I need an optimal algorithm to find the largest divisor of a number N. Preferably in C++ or C#

First thought you can find the smallest divisor d (not equal to 1 of course), then N/d will be the largest divisor you're looking for.

For example if N is divisible by 3 then you'll need 2 iterations to find the answer - in your case it would be about N/6 iterations.

Edit: To further improve your algorithm you can iterate through odd numbers only (after checking if you number is even) or, even better, if you have the list of primes pre-calculated then you can iterate through them only because smallest divisor is obviously is a prime number.

Don't know if it's the optimal solution but you'd probably be better starting at 2 then going upwards such as:

  static int divisor(int number)
    {
        int i;
        for (i = 2; i <sqrt(number); i++)
        {
            if (number % i == 0)
            {
                break;
            }
        }
        return number/i;
    }

EDIT

to get it to work with primes as well:

 static int divisor(int number)
    {
        int i;
        for (i = 2; i <=sqrt(number); i++)
        {
            if (number % i == 0)

•••••

Resume the thread on finding the largest divisor of a number from the point where it stops. The items that follow have nothing to do with this.

■ **Recorded data**
•••••

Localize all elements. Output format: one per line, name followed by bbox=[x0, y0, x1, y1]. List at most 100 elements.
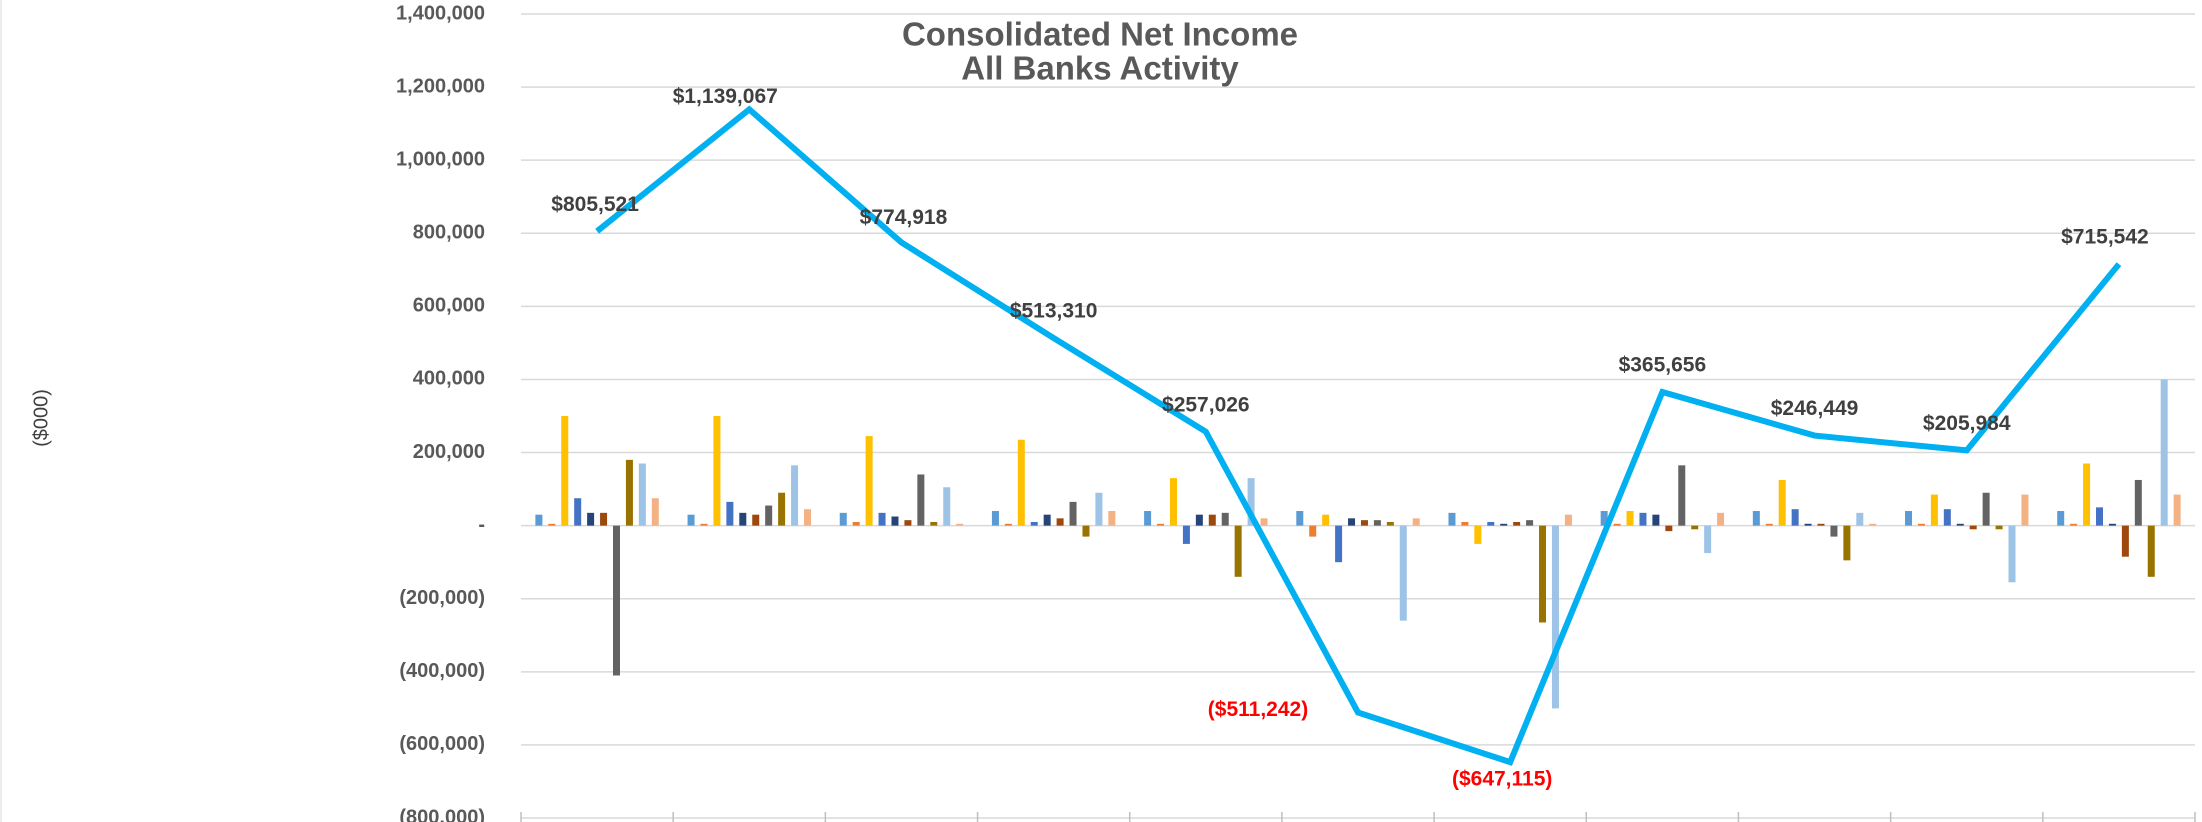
bar bbox=[1335, 525, 1343, 563]
bar bbox=[765, 505, 773, 526]
bar bbox=[1144, 511, 1152, 526]
bar bbox=[1030, 521, 1038, 526]
bar bbox=[1613, 523, 1621, 526]
bar bbox=[1069, 501, 1077, 526]
bar bbox=[1917, 523, 1925, 526]
bar bbox=[1778, 479, 1786, 526]
bar bbox=[2160, 379, 2168, 526]
bar bbox=[1487, 521, 1495, 526]
bar bbox=[1095, 492, 1103, 526]
bar bbox=[1373, 520, 1381, 526]
bar bbox=[1869, 523, 1877, 526]
chart-title: Consolidated Net Income bbox=[902, 16, 1298, 53]
bar bbox=[1157, 523, 1165, 526]
y-axis-title: ($000) bbox=[30, 389, 52, 447]
bar bbox=[1412, 518, 1420, 526]
data-label: $774,918 bbox=[860, 206, 948, 229]
bar bbox=[803, 509, 811, 526]
bar bbox=[600, 512, 608, 526]
bar bbox=[778, 492, 786, 526]
y-tick-label: (200,000) bbox=[399, 587, 485, 609]
bar bbox=[1665, 525, 1673, 532]
bar bbox=[1260, 518, 1268, 526]
bar bbox=[1956, 523, 1964, 526]
bar bbox=[1626, 511, 1634, 526]
bar bbox=[2057, 511, 2065, 526]
y-tick-label: (600,000) bbox=[399, 733, 485, 755]
bar bbox=[1348, 518, 1356, 526]
bar bbox=[1930, 494, 1938, 526]
bar bbox=[1717, 512, 1725, 526]
data-label: ($511,242) bbox=[1208, 698, 1308, 721]
bar bbox=[1600, 511, 1608, 526]
bar bbox=[1817, 523, 1825, 526]
bar bbox=[574, 498, 582, 526]
bar bbox=[2108, 523, 2116, 526]
bar bbox=[1905, 511, 1913, 526]
bar bbox=[1182, 525, 1190, 544]
bar bbox=[625, 459, 633, 526]
bar bbox=[612, 525, 620, 676]
bar bbox=[1551, 525, 1559, 709]
y-tick-label: (800,000) bbox=[399, 806, 485, 822]
bar bbox=[651, 498, 659, 526]
data-label: $205,984 bbox=[1923, 412, 2011, 435]
bar bbox=[878, 512, 886, 526]
y-tick-label: 1,400,000 bbox=[396, 2, 485, 24]
bar bbox=[561, 416, 569, 526]
bar bbox=[1513, 521, 1521, 526]
data-label: $365,656 bbox=[1619, 354, 1707, 377]
data-label: ($647,115) bbox=[1452, 768, 1552, 791]
bar bbox=[1995, 525, 2003, 530]
bar bbox=[2096, 507, 2104, 526]
y-tick-label: 200,000 bbox=[413, 441, 485, 463]
bar bbox=[1678, 465, 1686, 526]
bar bbox=[1195, 514, 1203, 526]
bar bbox=[713, 416, 721, 526]
bar bbox=[865, 436, 873, 526]
bar bbox=[1448, 512, 1456, 526]
bar bbox=[1004, 523, 1012, 526]
bar bbox=[1539, 525, 1547, 623]
bar bbox=[1399, 525, 1407, 621]
bar bbox=[1752, 511, 1760, 526]
bar bbox=[1108, 511, 1116, 526]
bar bbox=[2147, 525, 2155, 577]
bar bbox=[1474, 525, 1482, 544]
bar bbox=[930, 521, 938, 526]
plot-area: (800,000) (600,000) (400,000) (200,000) - 200… bbox=[396, 2, 2196, 822]
bar bbox=[726, 501, 734, 526]
bar bbox=[1056, 518, 1064, 526]
bar bbox=[1804, 523, 1812, 526]
bar bbox=[1830, 525, 1838, 537]
bar bbox=[1969, 525, 1977, 530]
y-tick-label: 600,000 bbox=[413, 295, 485, 317]
bar bbox=[943, 487, 951, 526]
bar bbox=[917, 474, 925, 526]
bar bbox=[1943, 509, 1951, 526]
y-tick-label: (400,000) bbox=[399, 660, 485, 682]
data-label: $257,026 bbox=[1162, 393, 1250, 416]
bar bbox=[1234, 525, 1242, 577]
bar bbox=[791, 465, 799, 526]
bar bbox=[535, 514, 543, 526]
bar bbox=[1765, 523, 1773, 526]
data-label: $513,310 bbox=[1010, 300, 1098, 323]
chart-subtitle: All Banks Activity bbox=[961, 50, 1239, 87]
y-tick-label: 1,000,000 bbox=[396, 148, 485, 170]
bar bbox=[687, 514, 695, 526]
bar bbox=[2121, 525, 2129, 557]
bar bbox=[739, 512, 747, 526]
bar bbox=[1208, 514, 1216, 526]
line bbox=[595, 105, 2122, 766]
bar bbox=[2083, 463, 2091, 526]
bar bbox=[852, 521, 860, 526]
bar bbox=[2134, 479, 2142, 526]
bar bbox=[891, 516, 899, 526]
bar bbox=[1691, 525, 1699, 530]
bar bbox=[1639, 512, 1647, 526]
bar bbox=[638, 463, 646, 526]
bar bbox=[1247, 478, 1255, 526]
bar bbox=[587, 512, 595, 526]
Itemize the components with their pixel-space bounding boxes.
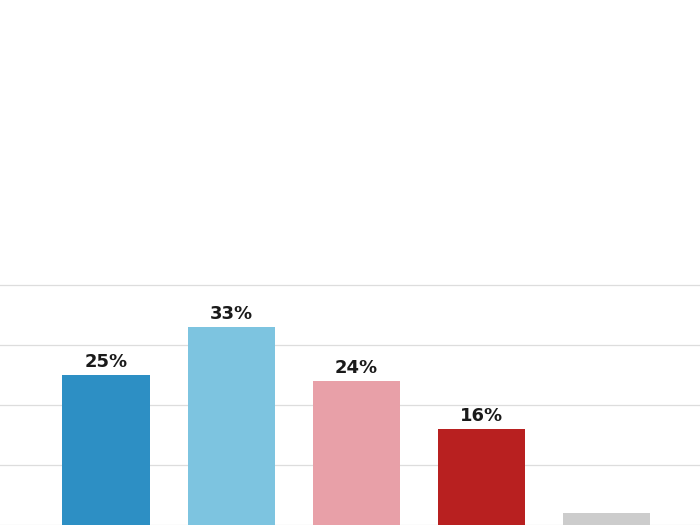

•••••

■ **Answer to the problem**
            {
                return number/i;
            }
        }
        return 1;
    }

In order to limit your search space, you should start at 2 and work up to the square root of the number. There are far more numbers (in a finite search space) divisible by 2 than by 27 so you're more likely to get a low divisor than a high one, statistically speaking.

You'll find a big difference when using the square root, rather than half the value, when you processing (for example) 1,000,000. The difference is between a search space of 500,000 for your method and 1,000 for the square root method is considerable.

Another advantage is to halve the search space right at the front by discounting multiples of two. Then, when you have your lowest divisor, the highest one is simply the number divided by that.

Pseudocode:

if n % 2 == 0:              # Halve search space straight up.
    print n / 2
else:
    i = 3                   # Start at 3.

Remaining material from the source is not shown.